▸ **DESCRIPTION OF THE TASK**
Everything in the listing except the pictures should be written out exactly.

(Entries from a dataset)
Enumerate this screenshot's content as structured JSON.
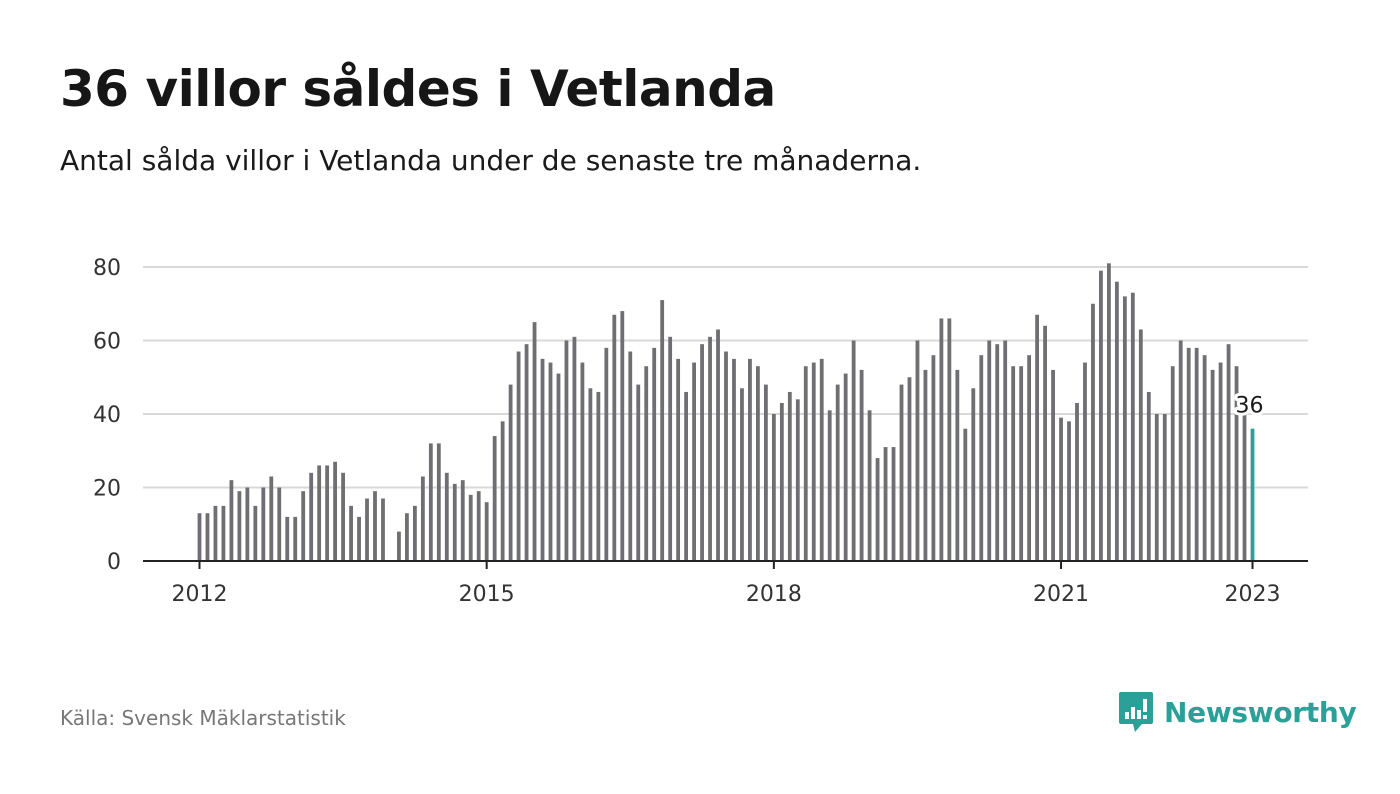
{
  "header": {
    "title": "36 villor såldes i Vetlanda",
    "subtitle": "Antal sålda villor i Vetlanda under de senaste tre månaderna."
  },
  "footer": {
    "source": "Källa: Svensk Mäklarstatistik",
    "brand": "Newsworthy",
    "brand_icon": "bar-chart-speech-bubble-icon"
  },
  "colors": {
    "bar": "#6e6e73",
    "highlight": "#2aa198",
    "grid": "#d9d9d9",
    "axis": "#222222"
  },
  "chart_data": {
    "type": "bar",
    "x_start": "2012-01",
    "x_end": "2023-01",
    "ylim": [
      0,
      80
    ],
    "yticks": [
      0,
      20,
      40,
      60,
      80
    ],
    "xticks": [
      "2012",
      "2015",
      "2018",
      "2021",
      "2023"
    ],
    "grid": true,
    "highlight_last": true,
    "annotation": "36",
    "values": [
      13,
      13,
      15,
      15,
      22,
      19,
      20,
      15,
      20,
      23,
      20,
      12,
      12,
      19,
      24,
      26,
      26,
      27,
      24,
      15,
      12,
      17,
      19,
      17,
      0,
      8,
      13,
      15,
      23,
      32,
      32,
      24,
      21,
      22,
      18,
      19,
      16,
      34,
      38,
      48,
      57,
      59,
      65,
      55,
      54,
      51,
      60,
      61,
      54,
      47,
      46,
      58,
      67,
      68,
      57,
      48,
      53,
      58,
      71,
      61,
      55,
      46,
      54,
      59,
      61,
      63,
      57,
      55,
      47,
      55,
      53,
      48,
      40,
      43,
      46,
      44,
      53,
      54,
      55,
      41,
      48,
      51,
      60,
      52,
      41,
      28,
      31,
      31,
      48,
      50,
      60,
      52,
      56,
      66,
      66,
      52,
      36,
      47,
      56,
      60,
      59,
      60,
      53,
      53,
      56,
      67,
      64,
      52,
      39,
      38,
      43,
      54,
      70,
      79,
      81,
      76,
      72,
      73,
      63,
      46,
      40,
      40,
      53,
      60,
      58,
      58,
      56,
      52,
      54,
      59,
      53,
      40,
      36
    ]
  }
}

▸ **RESPONSE TO THIS EXERCISE**
Enumerate this screenshot's content as structured JSON.
{
  "header": {
    "title": "36 villor såldes i Vetlanda",
    "subtitle": "Antal sålda villor i Vetlanda under de senaste tre månaderna."
  },
  "footer": {
    "source": "Källa: Svensk Mäklarstatistik",
    "brand": "Newsworthy",
    "brand_icon": "bar-chart-speech-bubble-icon"
  },
  "colors": {
    "bar": "#6e6e73",
    "highlight": "#2aa198",
    "grid": "#d9d9d9",
    "axis": "#222222"
  },
  "chart_data": {
    "type": "bar",
    "x_start": "2012-01",
    "x_end": "2023-01",
    "ylim": [
      0,
      80
    ],
    "yticks": [
      0,
      20,
      40,
      60,
      80
    ],
    "xticks": [
      "2012",
      "2015",
      "2018",
      "2021",
      "2023"
    ],
    "grid": true,
    "highlight_last": true,
    "annotation": "36",
    "values": [
      13,
      13,
      15,
      15,
      22,
      19,
      20,
      15,
      20,
      23,
      20,
      12,
      12,
      19,
      24,
      26,
      26,
      27,
      24,
      15,
      12,
      17,
      19,
      17,
      0,
      8,
      13,
      15,
      23,
      32,
      32,
      24,
      21,
      22,
      18,
      19,
      16,
      34,
      38,
      48,
      57,
      59,
      65,
      55,
      54,
      51,
      60,
      61,
      54,
      47,
      46,
      58,
      67,
      68,
      57,
      48,
      53,
      58,
      71,
      61,
      55,
      46,
      54,
      59,
      61,
      63,
      57,
      55,
      47,
      55,
      53,
      48,
      40,
      43,
      46,
      44,
      53,
      54,
      55,
      41,
      48,
      51,
      60,
      52,
      41,
      28,
      31,
      31,
      48,
      50,
      60,
      52,
      56,
      66,
      66,
      52,
      36,
      47,
      56,
      60,
      59,
      60,
      53,
      53,
      56,
      67,
      64,
      52,
      39,
      38,
      43,
      54,
      70,
      79,
      81,
      76,
      72,
      73,
      63,
      46,
      40,
      40,
      53,
      60,
      58,
      58,
      56,
      52,
      54,
      59,
      53,
      40,
      36
    ]
  }
}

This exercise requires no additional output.